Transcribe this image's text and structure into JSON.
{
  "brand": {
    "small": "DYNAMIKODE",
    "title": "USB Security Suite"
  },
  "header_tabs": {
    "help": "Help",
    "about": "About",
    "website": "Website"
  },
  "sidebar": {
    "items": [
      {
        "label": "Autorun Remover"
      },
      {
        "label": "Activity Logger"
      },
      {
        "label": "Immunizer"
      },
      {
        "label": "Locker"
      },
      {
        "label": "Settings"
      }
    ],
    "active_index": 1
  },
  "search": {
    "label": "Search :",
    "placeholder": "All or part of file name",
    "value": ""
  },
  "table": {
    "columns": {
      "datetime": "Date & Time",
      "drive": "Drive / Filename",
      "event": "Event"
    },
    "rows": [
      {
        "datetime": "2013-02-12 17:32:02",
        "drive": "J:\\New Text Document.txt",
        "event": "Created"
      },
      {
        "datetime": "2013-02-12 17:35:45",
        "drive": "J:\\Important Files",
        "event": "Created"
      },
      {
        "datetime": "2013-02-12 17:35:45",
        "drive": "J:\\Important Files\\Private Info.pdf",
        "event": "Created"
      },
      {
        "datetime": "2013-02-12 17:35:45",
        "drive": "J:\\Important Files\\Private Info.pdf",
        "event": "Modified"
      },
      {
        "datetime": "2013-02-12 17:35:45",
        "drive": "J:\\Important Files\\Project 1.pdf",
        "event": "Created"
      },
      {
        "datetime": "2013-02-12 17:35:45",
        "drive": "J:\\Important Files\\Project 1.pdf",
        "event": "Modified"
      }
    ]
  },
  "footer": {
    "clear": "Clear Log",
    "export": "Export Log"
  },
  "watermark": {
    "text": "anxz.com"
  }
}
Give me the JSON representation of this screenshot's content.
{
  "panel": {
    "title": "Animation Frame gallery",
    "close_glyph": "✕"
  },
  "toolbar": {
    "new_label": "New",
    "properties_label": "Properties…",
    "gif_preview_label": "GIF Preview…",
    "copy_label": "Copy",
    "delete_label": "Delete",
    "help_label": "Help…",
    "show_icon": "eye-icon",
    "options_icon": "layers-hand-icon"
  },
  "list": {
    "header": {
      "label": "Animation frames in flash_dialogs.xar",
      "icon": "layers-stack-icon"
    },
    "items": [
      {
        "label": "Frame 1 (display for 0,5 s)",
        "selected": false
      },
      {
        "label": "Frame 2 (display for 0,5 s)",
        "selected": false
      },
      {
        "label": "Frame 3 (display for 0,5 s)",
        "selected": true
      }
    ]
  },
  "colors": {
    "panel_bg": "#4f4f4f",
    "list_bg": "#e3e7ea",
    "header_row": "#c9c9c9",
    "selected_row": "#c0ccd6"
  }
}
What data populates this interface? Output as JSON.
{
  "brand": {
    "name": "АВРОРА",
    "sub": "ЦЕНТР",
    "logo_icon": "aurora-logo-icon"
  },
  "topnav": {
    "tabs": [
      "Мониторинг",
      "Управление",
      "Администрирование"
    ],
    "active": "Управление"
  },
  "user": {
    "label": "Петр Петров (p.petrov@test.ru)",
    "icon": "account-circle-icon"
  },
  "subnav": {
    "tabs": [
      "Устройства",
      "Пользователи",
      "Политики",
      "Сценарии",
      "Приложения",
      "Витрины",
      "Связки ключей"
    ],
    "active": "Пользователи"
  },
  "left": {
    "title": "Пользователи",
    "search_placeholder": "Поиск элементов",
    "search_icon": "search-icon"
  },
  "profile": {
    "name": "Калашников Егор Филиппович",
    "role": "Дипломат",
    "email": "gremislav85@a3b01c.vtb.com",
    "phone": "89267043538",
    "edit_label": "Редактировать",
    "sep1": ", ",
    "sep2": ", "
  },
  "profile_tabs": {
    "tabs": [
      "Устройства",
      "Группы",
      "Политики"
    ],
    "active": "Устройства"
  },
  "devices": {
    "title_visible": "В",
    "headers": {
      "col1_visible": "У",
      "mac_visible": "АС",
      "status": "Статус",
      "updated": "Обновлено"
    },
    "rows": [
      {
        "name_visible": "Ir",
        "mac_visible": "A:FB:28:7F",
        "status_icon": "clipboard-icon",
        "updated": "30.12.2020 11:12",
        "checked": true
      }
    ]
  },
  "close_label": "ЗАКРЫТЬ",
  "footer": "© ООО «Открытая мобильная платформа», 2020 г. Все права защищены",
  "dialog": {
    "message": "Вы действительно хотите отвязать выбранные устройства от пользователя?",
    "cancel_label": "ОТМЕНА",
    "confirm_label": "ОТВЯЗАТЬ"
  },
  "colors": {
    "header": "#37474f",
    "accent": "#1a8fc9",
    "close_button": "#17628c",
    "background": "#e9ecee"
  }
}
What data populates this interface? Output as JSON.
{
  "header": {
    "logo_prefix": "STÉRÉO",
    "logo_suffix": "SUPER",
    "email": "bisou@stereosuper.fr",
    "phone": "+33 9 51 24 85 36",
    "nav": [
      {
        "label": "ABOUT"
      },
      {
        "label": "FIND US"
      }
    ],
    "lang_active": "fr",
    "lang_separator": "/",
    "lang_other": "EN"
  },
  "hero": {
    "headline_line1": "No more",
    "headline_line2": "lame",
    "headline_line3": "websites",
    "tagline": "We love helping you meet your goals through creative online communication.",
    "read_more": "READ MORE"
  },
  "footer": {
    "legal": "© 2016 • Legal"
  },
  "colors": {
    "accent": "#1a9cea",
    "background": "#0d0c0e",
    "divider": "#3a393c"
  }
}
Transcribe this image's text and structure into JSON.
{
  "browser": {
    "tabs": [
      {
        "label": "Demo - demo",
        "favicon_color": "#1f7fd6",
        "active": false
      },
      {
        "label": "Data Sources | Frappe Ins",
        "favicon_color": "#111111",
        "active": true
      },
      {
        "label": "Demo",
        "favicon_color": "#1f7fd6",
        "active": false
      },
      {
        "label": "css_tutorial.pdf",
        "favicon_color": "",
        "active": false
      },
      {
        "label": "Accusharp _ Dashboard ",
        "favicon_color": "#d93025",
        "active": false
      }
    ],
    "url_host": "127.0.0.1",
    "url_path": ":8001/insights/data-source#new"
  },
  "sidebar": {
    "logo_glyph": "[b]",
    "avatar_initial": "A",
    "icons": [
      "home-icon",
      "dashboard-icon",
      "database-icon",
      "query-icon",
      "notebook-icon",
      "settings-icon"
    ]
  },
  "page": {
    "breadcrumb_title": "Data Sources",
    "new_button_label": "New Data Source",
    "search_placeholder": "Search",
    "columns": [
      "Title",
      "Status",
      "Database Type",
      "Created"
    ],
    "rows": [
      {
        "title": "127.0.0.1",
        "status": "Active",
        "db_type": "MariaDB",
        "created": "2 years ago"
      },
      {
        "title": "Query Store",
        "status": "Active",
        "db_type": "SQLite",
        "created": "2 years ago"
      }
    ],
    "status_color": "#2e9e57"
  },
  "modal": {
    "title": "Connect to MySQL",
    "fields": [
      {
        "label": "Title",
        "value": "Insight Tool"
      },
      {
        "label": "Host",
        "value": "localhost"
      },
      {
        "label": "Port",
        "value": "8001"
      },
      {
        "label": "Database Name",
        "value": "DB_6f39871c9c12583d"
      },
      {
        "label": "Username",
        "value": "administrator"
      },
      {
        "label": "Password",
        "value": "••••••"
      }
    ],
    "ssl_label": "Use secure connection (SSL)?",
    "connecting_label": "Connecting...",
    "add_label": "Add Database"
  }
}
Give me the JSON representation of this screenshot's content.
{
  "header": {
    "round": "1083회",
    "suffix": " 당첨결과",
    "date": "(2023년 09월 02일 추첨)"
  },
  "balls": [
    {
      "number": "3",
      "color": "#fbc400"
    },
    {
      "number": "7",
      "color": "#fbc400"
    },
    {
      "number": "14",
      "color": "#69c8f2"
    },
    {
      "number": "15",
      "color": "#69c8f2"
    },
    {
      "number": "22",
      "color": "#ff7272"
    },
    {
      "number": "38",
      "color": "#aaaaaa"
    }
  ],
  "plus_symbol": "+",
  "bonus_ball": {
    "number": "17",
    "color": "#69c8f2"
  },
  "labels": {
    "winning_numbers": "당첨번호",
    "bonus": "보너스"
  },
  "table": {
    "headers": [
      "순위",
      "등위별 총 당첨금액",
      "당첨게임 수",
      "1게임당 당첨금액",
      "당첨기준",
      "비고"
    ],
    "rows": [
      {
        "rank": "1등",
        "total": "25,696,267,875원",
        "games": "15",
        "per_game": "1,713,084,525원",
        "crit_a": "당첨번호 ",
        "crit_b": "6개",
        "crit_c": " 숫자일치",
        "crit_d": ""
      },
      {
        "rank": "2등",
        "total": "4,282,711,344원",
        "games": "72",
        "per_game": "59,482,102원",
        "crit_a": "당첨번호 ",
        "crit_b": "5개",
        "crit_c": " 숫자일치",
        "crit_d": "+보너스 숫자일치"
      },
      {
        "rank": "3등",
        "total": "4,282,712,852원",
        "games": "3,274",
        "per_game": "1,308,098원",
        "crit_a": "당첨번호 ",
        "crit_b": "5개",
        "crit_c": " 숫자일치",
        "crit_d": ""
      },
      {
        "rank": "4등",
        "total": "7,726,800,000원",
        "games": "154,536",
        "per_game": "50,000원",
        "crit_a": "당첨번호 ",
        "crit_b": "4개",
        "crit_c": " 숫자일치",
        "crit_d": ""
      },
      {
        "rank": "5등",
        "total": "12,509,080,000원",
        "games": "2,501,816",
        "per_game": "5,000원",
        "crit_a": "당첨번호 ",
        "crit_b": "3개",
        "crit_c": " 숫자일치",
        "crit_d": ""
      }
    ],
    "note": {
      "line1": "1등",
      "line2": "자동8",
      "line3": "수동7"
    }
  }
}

◇ ◇ ◇ ◇

▶ TASK DIRECTIONS
Gather, from the listing above, every line carrying the word "rank".

▶ TASK RESULT
        "rank": "1등",
        "rank": "2등",
        "rank": "3등",
        "rank": "4등",
        "rank": "5등",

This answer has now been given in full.